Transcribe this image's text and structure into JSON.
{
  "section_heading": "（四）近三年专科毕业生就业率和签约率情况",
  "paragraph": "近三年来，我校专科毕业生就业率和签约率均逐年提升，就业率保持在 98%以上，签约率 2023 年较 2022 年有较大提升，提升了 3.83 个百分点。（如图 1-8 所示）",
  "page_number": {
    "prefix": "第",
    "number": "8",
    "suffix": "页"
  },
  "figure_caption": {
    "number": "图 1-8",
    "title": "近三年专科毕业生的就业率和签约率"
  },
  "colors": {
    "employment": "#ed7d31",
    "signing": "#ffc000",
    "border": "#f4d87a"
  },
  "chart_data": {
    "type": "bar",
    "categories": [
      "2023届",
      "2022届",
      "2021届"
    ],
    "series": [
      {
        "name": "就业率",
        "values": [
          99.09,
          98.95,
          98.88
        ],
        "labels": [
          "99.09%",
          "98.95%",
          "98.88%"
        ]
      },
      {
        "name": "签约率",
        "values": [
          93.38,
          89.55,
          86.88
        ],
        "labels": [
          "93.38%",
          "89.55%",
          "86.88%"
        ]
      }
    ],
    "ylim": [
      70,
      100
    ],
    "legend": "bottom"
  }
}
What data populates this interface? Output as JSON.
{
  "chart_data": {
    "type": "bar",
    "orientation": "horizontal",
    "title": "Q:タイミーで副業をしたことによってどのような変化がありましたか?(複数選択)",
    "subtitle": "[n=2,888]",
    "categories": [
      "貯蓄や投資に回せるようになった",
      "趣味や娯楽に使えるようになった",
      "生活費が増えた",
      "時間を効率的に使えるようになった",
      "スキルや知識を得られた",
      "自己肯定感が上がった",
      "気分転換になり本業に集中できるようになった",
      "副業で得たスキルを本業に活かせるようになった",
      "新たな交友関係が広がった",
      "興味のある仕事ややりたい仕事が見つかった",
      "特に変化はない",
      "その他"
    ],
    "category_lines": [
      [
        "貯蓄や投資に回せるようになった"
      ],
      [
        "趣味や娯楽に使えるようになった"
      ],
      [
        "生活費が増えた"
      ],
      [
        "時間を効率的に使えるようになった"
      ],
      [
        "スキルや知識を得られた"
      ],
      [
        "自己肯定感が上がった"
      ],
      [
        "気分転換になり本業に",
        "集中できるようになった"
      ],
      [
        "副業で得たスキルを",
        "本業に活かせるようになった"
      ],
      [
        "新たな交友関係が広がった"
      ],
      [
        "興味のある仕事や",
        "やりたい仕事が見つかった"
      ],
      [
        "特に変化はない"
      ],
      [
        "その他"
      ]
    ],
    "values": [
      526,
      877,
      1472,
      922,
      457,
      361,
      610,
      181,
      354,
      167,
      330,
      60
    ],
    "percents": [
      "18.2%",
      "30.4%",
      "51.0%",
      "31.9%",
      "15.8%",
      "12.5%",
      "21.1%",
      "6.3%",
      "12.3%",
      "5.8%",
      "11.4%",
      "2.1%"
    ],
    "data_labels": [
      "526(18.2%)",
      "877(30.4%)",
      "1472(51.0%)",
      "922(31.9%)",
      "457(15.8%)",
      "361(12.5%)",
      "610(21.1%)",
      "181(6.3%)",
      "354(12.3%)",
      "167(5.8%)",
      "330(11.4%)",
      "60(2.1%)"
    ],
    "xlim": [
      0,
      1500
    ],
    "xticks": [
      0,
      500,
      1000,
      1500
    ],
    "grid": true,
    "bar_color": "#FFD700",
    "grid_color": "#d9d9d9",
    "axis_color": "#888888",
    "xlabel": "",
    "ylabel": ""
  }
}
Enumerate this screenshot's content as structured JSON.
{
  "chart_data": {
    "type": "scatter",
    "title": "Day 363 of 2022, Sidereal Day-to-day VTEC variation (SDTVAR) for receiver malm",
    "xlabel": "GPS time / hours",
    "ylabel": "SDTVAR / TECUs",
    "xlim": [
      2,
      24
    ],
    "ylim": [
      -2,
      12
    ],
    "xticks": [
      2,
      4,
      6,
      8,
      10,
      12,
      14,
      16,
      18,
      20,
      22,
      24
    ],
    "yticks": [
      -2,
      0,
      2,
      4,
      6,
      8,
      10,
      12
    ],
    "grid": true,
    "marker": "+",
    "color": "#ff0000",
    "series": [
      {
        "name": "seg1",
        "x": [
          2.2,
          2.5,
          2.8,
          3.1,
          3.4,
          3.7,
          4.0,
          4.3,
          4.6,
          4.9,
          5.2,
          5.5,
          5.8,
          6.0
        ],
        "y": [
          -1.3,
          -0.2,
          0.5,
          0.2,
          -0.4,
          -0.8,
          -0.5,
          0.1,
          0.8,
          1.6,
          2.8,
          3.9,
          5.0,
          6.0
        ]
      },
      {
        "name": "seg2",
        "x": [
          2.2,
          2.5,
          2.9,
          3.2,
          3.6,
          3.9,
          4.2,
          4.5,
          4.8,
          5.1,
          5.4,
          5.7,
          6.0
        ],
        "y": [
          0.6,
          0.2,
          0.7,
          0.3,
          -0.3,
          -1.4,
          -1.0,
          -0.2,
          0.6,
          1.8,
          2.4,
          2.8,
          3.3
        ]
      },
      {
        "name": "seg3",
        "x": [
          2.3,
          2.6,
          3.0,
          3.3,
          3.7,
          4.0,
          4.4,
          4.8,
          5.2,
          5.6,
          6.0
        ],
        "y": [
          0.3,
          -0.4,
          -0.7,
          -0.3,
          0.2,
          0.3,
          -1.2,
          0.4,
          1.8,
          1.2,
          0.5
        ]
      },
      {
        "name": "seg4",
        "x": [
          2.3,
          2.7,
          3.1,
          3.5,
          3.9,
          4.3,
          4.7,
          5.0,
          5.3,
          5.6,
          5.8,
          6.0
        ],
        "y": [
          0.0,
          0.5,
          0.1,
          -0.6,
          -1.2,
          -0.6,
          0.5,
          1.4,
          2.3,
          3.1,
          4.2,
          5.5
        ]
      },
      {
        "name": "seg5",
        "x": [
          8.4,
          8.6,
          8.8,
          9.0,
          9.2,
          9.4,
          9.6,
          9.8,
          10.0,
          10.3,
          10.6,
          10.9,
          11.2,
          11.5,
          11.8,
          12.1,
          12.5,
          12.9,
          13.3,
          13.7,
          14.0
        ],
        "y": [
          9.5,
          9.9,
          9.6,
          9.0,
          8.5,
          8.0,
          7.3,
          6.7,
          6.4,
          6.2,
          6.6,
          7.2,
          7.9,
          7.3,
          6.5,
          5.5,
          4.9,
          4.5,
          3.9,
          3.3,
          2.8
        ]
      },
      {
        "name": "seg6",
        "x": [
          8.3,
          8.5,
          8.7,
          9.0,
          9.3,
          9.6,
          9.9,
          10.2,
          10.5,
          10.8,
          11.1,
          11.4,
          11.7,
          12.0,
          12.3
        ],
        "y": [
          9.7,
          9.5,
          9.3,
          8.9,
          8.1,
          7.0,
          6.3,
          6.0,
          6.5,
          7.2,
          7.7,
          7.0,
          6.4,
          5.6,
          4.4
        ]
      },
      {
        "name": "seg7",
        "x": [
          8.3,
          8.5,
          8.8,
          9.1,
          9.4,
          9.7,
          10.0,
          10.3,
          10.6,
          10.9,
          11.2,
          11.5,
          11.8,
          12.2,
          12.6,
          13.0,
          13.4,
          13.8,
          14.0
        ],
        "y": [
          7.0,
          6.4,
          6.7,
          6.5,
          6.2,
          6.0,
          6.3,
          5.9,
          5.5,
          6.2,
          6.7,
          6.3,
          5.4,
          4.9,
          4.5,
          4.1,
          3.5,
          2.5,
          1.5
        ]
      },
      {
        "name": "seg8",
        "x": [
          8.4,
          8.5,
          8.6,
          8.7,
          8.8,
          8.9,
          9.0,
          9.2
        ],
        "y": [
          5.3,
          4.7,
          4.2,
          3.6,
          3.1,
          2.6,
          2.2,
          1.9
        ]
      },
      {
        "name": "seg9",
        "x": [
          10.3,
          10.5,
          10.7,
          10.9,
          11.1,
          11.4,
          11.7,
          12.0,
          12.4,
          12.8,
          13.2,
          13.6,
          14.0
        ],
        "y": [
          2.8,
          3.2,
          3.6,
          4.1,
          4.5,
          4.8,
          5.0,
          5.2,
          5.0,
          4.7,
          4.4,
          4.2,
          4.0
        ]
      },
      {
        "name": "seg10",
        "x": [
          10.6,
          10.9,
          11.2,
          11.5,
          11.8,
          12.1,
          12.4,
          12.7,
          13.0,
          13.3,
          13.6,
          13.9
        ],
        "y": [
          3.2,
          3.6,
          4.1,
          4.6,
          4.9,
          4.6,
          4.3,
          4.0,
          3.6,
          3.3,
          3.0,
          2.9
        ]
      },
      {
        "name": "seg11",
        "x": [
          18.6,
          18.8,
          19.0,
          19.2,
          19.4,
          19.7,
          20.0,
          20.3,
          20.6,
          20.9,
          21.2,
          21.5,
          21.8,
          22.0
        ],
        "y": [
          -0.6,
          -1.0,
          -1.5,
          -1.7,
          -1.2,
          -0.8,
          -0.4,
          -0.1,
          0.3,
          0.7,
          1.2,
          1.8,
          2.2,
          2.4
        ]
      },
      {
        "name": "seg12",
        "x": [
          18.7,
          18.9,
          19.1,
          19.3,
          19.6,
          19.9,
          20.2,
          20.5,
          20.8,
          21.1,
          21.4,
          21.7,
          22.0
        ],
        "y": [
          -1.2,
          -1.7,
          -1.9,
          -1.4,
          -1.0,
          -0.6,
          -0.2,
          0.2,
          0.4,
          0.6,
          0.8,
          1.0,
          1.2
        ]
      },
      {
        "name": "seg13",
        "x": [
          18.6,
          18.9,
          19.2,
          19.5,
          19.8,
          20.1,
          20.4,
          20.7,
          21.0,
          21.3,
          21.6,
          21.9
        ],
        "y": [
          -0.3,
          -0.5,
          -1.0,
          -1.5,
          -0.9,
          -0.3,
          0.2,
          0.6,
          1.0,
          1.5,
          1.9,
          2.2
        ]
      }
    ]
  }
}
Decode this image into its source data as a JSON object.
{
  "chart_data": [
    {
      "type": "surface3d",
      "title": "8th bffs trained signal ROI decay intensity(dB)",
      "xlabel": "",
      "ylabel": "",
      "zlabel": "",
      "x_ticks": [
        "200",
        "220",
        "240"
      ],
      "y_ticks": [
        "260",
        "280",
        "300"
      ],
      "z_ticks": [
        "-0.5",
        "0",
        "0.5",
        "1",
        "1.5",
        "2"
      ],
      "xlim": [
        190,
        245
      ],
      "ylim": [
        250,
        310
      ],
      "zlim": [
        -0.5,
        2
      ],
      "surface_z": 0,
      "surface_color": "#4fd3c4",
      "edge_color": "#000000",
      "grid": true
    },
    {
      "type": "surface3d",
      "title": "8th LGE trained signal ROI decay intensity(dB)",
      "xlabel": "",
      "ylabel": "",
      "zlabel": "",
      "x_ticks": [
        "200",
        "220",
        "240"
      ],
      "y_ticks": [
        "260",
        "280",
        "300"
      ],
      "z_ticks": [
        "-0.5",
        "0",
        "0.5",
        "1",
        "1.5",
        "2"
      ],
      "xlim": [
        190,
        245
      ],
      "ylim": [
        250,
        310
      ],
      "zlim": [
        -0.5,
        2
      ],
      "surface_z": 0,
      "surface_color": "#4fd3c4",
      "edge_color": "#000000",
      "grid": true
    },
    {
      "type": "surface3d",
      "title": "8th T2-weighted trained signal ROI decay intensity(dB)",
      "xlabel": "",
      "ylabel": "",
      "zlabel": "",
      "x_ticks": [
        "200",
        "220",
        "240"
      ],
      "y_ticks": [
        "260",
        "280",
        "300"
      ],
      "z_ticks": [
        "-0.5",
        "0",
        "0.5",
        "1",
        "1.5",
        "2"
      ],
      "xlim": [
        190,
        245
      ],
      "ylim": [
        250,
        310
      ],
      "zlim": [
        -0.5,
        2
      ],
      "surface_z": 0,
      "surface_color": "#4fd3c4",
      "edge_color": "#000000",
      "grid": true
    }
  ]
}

= = = = =

* REQUIRED WORK: Within the data above, count the lines that contain the string "decay"; the reply is the number alone.

* EXERCISE ANSWER: 3